Work instructions – Gather all lines from the material that contain the word "title".

Records to process –
++++++
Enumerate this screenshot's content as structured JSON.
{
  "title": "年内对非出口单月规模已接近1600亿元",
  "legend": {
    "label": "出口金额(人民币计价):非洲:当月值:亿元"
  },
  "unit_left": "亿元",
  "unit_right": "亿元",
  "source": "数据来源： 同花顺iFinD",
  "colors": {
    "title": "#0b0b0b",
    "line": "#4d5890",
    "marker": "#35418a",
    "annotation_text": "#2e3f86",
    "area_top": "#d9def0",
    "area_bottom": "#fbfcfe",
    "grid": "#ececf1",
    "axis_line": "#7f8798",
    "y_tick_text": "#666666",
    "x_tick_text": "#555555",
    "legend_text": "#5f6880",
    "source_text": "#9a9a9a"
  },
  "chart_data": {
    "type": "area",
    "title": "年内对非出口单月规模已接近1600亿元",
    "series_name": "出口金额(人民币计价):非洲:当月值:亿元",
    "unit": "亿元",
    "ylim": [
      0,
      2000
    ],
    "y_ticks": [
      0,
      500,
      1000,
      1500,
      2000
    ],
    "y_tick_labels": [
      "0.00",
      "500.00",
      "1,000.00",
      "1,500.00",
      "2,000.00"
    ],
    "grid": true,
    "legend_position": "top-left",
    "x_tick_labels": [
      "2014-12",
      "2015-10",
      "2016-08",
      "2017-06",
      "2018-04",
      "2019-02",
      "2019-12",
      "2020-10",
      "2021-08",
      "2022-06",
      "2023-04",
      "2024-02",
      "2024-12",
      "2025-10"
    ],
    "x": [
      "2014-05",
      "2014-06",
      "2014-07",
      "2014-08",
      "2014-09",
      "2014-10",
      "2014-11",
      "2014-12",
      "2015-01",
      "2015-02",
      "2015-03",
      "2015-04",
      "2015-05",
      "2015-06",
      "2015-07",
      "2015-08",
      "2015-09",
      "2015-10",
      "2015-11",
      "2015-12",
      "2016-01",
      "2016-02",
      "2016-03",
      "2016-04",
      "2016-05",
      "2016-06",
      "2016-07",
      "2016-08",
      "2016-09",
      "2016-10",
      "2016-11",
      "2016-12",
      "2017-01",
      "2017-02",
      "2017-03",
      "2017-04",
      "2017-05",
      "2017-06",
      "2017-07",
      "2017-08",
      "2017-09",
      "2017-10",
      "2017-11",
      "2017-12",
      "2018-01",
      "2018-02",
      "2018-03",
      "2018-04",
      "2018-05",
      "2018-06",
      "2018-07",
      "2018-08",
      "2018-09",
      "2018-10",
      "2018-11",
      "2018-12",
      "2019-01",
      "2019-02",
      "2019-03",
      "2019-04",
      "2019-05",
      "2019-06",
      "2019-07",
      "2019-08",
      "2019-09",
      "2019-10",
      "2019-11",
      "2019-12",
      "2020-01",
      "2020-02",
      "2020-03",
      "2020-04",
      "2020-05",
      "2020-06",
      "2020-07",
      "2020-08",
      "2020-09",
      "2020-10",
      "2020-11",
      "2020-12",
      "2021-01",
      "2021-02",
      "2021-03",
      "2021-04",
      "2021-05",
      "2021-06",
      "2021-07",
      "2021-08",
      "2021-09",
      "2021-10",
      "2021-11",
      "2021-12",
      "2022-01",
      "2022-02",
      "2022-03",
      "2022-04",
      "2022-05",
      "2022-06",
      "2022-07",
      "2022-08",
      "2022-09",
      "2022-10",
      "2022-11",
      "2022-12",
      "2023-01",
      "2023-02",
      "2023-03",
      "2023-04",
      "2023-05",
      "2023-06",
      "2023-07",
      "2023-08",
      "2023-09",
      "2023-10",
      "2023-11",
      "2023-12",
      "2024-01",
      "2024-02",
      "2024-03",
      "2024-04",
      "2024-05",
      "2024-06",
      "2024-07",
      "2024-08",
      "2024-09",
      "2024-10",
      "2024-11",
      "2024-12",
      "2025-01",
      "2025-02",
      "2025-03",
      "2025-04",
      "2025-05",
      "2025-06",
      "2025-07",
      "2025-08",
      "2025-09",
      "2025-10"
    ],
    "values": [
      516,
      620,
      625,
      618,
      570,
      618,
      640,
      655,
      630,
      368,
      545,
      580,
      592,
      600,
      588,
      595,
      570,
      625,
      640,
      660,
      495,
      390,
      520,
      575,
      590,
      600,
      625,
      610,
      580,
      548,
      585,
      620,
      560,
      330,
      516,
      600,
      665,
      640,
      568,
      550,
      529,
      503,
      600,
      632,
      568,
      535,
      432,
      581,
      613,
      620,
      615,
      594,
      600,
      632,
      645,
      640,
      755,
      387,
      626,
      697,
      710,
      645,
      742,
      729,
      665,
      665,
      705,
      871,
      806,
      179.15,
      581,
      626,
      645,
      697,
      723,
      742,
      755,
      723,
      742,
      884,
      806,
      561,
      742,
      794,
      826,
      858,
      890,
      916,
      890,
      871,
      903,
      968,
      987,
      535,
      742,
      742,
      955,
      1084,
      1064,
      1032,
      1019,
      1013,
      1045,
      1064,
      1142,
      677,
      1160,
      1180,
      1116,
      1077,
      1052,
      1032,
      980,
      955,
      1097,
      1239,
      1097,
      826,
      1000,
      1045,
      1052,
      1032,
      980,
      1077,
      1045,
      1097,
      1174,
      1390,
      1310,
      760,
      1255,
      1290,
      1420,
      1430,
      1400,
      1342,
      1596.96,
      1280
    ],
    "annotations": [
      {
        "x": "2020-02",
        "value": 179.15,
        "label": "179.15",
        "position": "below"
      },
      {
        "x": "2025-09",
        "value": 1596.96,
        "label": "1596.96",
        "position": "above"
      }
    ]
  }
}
++++++
Finished answer –
  "title": "年内对非出口单月规模已接近1600亿元",
    "title": "#0b0b0b",
    "title": "年内对非出口单月规模已接近1600亿元",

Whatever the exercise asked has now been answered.